### WHAT NEEDS TO BE DONE
Copy out every line of the records where the string "suggested" occurs.

### GIVEN ENTRIES
************
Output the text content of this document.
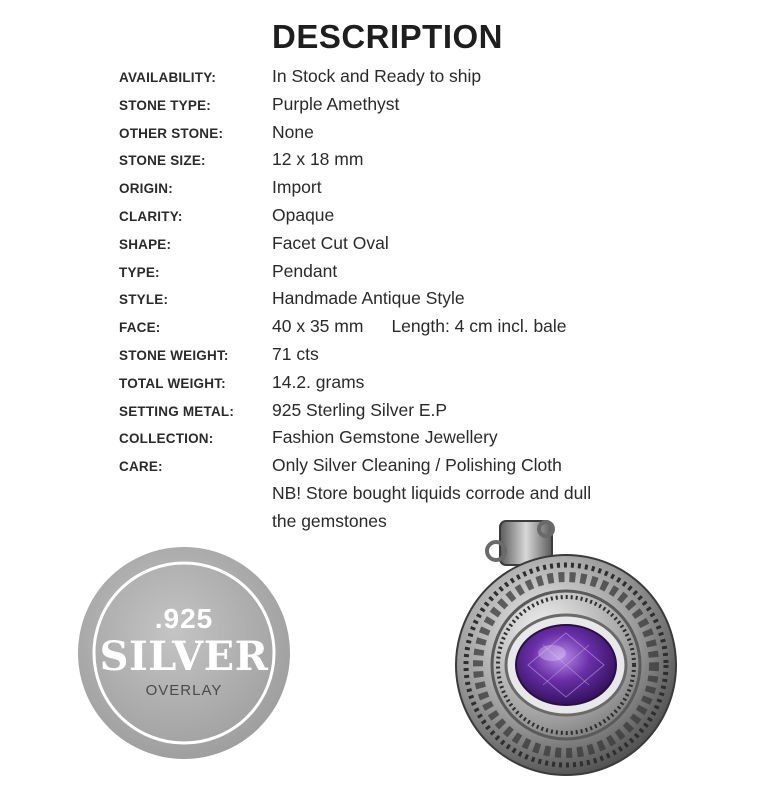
DESCRIPTION
AVAILABILITY:	In Stock and Ready to ship
STONE TYPE:	Purple Amethyst
OTHER STONE:	None
STONE SIZE:	12 x 18 mm
ORIGIN:	Import
CLARITY:	Opaque
SHAPE:	Facet Cut Oval
TYPE:	Pendant
STYLE:	Handmade Antique Style
FACE:	40 x 35 mm Length: 4 cm incl. bale
STONE WEIGHT:	71 cts
TOTAL WEIGHT:	14.2. grams
SETTING METAL:	925 Sterling Silver E.P
COLLECTION:	Fashion Gemstone Jewellery
CARE:	Only Silver Cleaning / Polishing Cloth
NB! Store bought liquids corrode and dull
the gemstones
.925
SILVER
OVERLAY
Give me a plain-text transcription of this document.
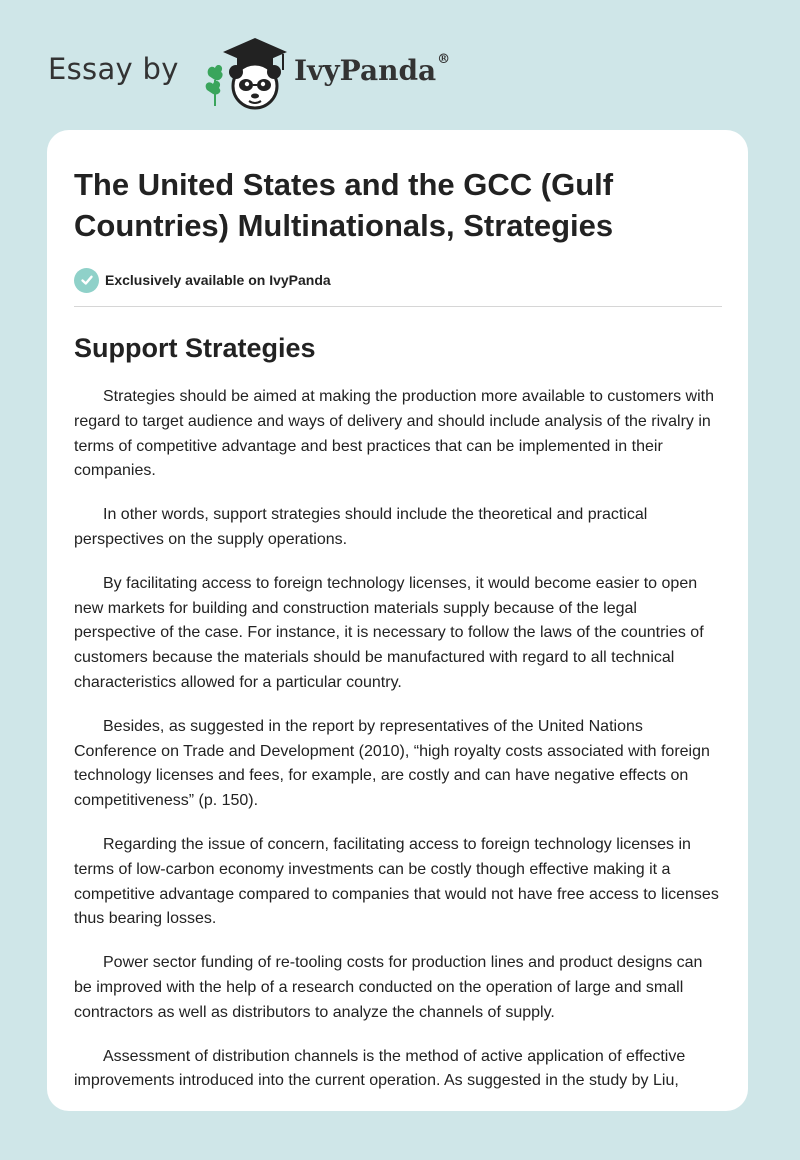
Essay by	IvyPanda®
The United States and the GCC (Gulf Countries) Multinationals, Strategies
Exclusively available on IvyPanda
Support Strategies

Strategies should be aimed at making the production more available to customers with regard to target audience and ways of delivery and should include analysis of the rivalry in terms of competitive advantage and best practices that can be implemented in their companies.

In other words, support strategies should include the theoretical and practical perspectives on the supply operations.

By facilitating access to foreign technology licenses, it would become easier to open new markets for building and construction materials supply because of the legal perspective of the case. For instance, it is necessary to follow the laws of the countries of customers because the materials should be manufactured with regard to all technical characteristics allowed for a particular country.

Besides, as suggested in the report by representatives of the United Nations Conference on Trade and Development (2010), “high royalty costs associated with foreign technology licenses and fees, for example, are costly and can have negative effects on competitiveness” (p. 150).

Regarding the issue of concern, facilitating access to foreign technology licenses in terms of low-carbon economy investments can be costly though effective making it a competitive advantage compared to companies that would not have free access to licenses thus bearing losses.

Power sector funding of re-tooling costs for production lines and product designs can be improved with the help of a research conducted on the operation of large and small contractors as well as distributors to analyze the channels of supply.

Assessment of distribution channels is the method of active application of effective improvements introduced into the current operation. As suggested in the study by Liu,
************
### REPLY TO THE EXERCISE
Besides, as suggested in the report by representatives of the United Nations Conference on Trade and Development (2010), “high royalty costs associated with foreign technology licenses and fees, for example, are costly and can have negative effects on competitiveness” (p. 150).
Assessment of distribution channels is the method of active application of effective improvements introduced into the current operation. As suggested in the study by Liu,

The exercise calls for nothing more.